+++ Extracted information

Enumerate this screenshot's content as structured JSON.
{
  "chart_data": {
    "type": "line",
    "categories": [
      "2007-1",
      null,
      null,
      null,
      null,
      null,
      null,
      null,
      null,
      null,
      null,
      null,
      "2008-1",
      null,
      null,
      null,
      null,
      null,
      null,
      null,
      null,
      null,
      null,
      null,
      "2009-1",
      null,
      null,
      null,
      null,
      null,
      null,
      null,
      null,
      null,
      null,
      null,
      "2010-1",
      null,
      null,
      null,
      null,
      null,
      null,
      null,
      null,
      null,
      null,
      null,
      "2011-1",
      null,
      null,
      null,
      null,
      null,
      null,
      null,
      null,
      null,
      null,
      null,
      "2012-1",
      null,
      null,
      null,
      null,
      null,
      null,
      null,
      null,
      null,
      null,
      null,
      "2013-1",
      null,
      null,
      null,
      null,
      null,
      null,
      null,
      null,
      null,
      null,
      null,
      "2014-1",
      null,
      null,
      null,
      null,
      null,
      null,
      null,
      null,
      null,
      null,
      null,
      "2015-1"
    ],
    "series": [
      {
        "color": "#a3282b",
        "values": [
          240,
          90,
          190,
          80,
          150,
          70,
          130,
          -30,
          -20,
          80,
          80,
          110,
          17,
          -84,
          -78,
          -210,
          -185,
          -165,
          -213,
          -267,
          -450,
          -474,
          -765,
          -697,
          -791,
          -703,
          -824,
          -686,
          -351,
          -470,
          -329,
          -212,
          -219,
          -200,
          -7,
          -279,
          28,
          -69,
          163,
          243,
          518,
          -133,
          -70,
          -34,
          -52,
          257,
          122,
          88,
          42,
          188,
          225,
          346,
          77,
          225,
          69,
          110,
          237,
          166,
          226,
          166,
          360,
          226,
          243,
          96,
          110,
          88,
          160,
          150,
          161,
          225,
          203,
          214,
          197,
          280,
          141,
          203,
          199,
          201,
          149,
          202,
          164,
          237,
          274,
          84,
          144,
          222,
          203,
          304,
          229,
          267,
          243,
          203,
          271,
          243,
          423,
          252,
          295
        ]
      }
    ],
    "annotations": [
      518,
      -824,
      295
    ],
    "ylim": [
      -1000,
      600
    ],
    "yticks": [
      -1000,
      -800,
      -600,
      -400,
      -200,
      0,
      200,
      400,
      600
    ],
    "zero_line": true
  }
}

++++++

What to do: Reproduce the material verbatim, line by line.

Task result:
Enumerate this screenshot's content as structured JSON.
{
  "chart_data": {
    "type": "line",
    "categories": [
      "2007-1",
      null,
      null,
      null,
      null,
      null,
      null,
      null,
      null,
      null,
      null,
      null,
      "2008-1",
      null,
      null,
      null,
      null,
      null,
      null,
      null,
      null,
      null,
      null,
      null,
      "2009-1",
      null,
      null,
      null,
      null,
      null,
      null,
      null,
      null,
      null,
      null,
      null,
      "2010-1",
      null,
      null,
      null,
      null,
      null,
      null,
      null,
      null,
      null,
      null,
      null,
      "2011-1",
      null,
      null,
      null,
      null,
      null,
      null,
      null,
      null,
      null,
      null,
      null,
      "2012-1",
      null,
      null,
      null,
      null,
      null,
      null,
      null,
      null,
      null,
      null,
      null,
      "2013-1",
      null,
      null,
      null,
      null,
      null,
      null,
      null,
      null,
      null,
      null,
      null,
      "2014-1",
      null,
      null,
      null,
      null,
      null,
      null,
      null,
      null,
      null,
      null,
      null,
      "2015-1"
    ],
    "series": [
      {
        "color": "#a3282b",
        "values": [
          240,
          90,
          190,
          80,
          150,
          70,
          130,
          -30,
          -20,
          80,
          80,
          110,
          17,
          -84,
          -78,
          -210,
          -185,
          -165,
          -213,
          -267,
          -450,
          -474,
          -765,
          -697,
          -791,
          -703,
          -824,
          -686,
          -351,
          -470,
          -329,
          -212,
          -219,
          -200,
          -7,
          -279,
          28,
          -69,
          163,
          243,
          518,
          -133,
          -70,
          -34,
          -52,
          257,
          122,
          88,
          42,
          188,
          225,
          346,
          77,
          225,
          69,
          110,
          237,
          166,
          226,
          166,
          360,
          226,
          243,
          96,
          110,
          88,
          160,
          150,
          161,
          225,
          203,
          214,
          197,
          280,
          141,
          203,
          199,
          201,
          149,
          202,
          164,
          237,
          274,
          84,
          144,
          222,
          203,
          304,
          229,
          267,
          243,
          203,
          271,
          243,
          423,
          252,
          295
        ]
      }
    ],
    "annotations": [
      518,
      -824,
      295
    ],
    "ylim": [
      -1000,
      600
    ],
    "yticks": [
      -1000,
      -800,
      -600,
      -400,
      -200,
      0,
      200,
      400,
      600
    ],
    "zero_line": true
  }
}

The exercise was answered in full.